_Task brief_
Report the count of lines that carry the string "Desktop", and add nothing.

_Record list_
▬▬▬▬▬▬

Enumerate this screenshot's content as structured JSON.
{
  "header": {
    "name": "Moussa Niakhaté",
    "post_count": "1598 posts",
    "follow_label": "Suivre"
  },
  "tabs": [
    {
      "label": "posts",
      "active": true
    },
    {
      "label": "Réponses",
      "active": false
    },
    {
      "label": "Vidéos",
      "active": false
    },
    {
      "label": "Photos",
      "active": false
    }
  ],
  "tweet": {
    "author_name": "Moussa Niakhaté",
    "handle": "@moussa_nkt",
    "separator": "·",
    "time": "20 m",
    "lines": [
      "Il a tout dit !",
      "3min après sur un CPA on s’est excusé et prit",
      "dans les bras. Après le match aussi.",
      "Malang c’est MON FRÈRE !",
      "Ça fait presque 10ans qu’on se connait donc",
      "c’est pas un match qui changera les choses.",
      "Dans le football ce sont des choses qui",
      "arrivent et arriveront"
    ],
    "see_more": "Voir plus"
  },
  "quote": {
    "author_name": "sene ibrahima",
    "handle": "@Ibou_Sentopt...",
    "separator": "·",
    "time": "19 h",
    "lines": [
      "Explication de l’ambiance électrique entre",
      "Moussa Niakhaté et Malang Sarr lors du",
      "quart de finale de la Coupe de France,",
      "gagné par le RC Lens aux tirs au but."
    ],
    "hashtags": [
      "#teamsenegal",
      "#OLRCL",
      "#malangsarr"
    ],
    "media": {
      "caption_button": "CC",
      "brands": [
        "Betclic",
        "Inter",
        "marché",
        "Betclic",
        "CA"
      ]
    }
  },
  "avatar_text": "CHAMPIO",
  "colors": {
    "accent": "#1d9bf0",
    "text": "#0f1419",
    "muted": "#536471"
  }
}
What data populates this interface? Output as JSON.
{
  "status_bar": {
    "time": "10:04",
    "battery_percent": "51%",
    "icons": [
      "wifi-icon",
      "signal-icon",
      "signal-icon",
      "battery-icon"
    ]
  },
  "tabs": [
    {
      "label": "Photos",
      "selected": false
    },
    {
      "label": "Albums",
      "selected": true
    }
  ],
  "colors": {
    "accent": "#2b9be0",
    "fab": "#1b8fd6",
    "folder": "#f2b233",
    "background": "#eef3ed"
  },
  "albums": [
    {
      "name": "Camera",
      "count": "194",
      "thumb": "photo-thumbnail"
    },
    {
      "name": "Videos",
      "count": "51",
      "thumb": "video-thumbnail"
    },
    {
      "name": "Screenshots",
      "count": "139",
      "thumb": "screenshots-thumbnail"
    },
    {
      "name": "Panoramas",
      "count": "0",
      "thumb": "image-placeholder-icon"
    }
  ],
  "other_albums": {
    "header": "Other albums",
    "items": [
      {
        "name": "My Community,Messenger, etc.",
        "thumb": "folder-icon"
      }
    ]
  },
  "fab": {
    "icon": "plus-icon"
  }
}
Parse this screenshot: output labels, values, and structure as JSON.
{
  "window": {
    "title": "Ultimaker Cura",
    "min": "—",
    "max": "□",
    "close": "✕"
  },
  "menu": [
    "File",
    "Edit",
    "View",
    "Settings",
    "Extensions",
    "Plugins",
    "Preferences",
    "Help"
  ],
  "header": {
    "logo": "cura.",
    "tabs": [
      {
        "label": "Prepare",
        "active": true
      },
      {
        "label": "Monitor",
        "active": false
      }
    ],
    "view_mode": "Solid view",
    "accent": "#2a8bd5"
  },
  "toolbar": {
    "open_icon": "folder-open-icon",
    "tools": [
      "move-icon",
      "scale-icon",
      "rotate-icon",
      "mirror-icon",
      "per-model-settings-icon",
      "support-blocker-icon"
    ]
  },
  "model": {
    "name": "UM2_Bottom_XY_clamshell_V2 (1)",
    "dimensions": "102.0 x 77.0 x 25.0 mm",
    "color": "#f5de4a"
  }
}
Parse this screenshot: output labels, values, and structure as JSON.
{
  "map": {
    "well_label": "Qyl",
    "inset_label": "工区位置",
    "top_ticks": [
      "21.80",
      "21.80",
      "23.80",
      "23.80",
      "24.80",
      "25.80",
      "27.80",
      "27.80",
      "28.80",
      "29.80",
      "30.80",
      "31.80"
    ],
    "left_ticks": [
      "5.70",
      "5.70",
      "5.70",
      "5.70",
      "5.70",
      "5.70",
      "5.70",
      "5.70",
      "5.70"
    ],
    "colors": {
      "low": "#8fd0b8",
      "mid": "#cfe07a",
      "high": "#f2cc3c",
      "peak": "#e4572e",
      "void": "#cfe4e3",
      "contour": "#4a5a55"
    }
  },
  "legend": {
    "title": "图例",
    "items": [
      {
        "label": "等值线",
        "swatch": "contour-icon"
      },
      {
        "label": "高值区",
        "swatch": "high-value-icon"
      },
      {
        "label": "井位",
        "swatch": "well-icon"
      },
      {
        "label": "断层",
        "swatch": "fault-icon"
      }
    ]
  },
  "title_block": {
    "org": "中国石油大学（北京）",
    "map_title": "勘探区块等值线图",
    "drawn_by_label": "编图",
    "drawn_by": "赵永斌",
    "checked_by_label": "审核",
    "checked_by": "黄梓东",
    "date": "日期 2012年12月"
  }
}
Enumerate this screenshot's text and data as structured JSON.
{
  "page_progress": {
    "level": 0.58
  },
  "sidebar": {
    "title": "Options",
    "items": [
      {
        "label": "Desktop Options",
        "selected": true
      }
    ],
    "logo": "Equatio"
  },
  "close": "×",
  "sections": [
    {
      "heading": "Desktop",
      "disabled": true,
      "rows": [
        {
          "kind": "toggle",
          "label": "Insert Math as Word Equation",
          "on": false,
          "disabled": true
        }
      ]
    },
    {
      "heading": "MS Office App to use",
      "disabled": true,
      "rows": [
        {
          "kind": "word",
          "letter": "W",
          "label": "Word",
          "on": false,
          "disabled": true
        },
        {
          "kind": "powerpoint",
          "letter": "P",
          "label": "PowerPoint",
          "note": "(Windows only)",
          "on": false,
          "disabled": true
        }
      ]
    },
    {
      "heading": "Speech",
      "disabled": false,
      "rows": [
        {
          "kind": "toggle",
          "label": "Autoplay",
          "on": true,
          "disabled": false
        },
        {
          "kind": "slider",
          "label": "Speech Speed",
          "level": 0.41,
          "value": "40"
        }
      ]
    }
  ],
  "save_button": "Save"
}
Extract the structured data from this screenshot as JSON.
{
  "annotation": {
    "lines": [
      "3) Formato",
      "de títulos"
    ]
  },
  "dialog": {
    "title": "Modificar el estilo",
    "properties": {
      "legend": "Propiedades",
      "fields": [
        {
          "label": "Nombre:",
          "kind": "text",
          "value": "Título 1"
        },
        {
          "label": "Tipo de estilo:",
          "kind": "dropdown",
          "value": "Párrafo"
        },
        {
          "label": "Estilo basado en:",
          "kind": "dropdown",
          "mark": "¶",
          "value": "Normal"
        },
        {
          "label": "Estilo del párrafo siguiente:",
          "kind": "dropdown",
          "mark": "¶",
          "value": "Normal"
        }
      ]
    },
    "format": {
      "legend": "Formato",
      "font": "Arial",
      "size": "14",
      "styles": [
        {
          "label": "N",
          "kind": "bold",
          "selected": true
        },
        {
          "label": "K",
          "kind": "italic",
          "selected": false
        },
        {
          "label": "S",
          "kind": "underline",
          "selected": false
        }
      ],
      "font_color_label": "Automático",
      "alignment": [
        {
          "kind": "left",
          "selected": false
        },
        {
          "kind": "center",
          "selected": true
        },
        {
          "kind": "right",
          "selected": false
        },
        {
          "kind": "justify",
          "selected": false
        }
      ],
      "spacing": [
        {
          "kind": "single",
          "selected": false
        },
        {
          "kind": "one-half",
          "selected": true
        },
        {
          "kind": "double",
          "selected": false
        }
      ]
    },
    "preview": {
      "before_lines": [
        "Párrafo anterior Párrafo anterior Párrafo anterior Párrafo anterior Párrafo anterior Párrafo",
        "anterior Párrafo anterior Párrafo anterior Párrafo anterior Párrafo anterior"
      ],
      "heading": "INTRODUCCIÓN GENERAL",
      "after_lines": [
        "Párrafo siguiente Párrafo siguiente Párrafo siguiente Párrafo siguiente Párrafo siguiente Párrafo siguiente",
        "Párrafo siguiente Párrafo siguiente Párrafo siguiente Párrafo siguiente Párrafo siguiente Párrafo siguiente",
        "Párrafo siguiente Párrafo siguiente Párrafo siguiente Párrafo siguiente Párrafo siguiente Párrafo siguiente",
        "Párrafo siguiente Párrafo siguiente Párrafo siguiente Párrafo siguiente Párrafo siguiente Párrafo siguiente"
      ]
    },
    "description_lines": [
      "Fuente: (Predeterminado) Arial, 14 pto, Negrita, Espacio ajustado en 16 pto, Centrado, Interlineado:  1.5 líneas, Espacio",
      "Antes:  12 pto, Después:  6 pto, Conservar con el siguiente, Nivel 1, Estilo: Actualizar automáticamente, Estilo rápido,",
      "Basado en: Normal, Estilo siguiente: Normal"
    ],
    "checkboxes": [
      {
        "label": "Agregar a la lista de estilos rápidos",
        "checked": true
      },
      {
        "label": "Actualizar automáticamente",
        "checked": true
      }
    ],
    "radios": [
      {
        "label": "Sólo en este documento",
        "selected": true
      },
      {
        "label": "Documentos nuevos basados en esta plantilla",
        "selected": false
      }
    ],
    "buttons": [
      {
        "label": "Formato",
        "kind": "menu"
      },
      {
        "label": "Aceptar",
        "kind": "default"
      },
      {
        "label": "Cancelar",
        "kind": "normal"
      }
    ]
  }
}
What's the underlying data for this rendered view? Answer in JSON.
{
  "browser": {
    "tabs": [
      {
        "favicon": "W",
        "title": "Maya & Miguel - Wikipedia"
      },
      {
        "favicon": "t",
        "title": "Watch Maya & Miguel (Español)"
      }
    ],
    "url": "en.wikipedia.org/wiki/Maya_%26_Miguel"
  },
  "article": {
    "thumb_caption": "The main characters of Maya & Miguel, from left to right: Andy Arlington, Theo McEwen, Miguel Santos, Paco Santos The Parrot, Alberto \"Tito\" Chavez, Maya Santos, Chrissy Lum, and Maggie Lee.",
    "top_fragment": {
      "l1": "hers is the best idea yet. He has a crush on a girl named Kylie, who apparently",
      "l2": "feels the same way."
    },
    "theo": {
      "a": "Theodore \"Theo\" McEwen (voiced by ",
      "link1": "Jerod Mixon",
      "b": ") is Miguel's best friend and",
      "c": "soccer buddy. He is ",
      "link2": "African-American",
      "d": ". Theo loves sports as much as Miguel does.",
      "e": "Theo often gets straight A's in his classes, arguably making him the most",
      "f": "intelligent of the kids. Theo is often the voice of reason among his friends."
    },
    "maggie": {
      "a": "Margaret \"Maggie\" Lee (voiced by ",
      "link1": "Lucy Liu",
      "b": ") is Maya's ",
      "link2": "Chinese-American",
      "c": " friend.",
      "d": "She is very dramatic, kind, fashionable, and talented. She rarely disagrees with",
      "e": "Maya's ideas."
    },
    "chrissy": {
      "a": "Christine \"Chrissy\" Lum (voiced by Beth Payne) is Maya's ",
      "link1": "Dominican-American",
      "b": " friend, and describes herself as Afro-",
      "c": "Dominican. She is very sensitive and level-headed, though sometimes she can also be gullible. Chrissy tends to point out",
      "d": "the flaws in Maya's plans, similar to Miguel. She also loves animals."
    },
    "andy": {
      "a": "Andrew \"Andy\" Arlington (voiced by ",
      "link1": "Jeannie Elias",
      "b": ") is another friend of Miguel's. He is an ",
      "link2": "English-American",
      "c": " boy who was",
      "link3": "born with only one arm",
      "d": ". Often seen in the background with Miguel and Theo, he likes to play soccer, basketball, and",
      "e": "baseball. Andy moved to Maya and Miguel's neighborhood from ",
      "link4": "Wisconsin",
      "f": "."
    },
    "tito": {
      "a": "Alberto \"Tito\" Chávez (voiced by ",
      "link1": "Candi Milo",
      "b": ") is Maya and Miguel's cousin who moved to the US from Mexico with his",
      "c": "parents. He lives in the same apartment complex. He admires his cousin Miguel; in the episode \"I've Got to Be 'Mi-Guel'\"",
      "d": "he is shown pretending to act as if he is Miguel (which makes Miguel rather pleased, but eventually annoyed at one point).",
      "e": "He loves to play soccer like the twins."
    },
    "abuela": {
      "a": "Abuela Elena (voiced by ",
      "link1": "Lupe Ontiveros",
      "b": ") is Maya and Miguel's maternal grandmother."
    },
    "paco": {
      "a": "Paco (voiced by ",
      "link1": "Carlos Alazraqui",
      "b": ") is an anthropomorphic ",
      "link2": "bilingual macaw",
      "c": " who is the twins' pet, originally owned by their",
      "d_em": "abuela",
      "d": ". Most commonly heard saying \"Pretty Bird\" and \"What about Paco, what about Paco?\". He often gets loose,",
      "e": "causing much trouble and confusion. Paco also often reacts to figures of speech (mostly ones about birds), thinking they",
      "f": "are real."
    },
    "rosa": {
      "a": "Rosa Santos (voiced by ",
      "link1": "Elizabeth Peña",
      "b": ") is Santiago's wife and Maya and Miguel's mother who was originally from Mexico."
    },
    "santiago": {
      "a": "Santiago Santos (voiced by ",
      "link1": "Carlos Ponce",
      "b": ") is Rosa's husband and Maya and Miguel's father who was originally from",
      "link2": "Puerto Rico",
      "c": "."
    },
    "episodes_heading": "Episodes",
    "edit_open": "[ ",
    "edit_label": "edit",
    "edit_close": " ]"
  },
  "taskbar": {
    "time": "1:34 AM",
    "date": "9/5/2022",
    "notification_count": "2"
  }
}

▬▬▬▬▬▬

_Output below_
2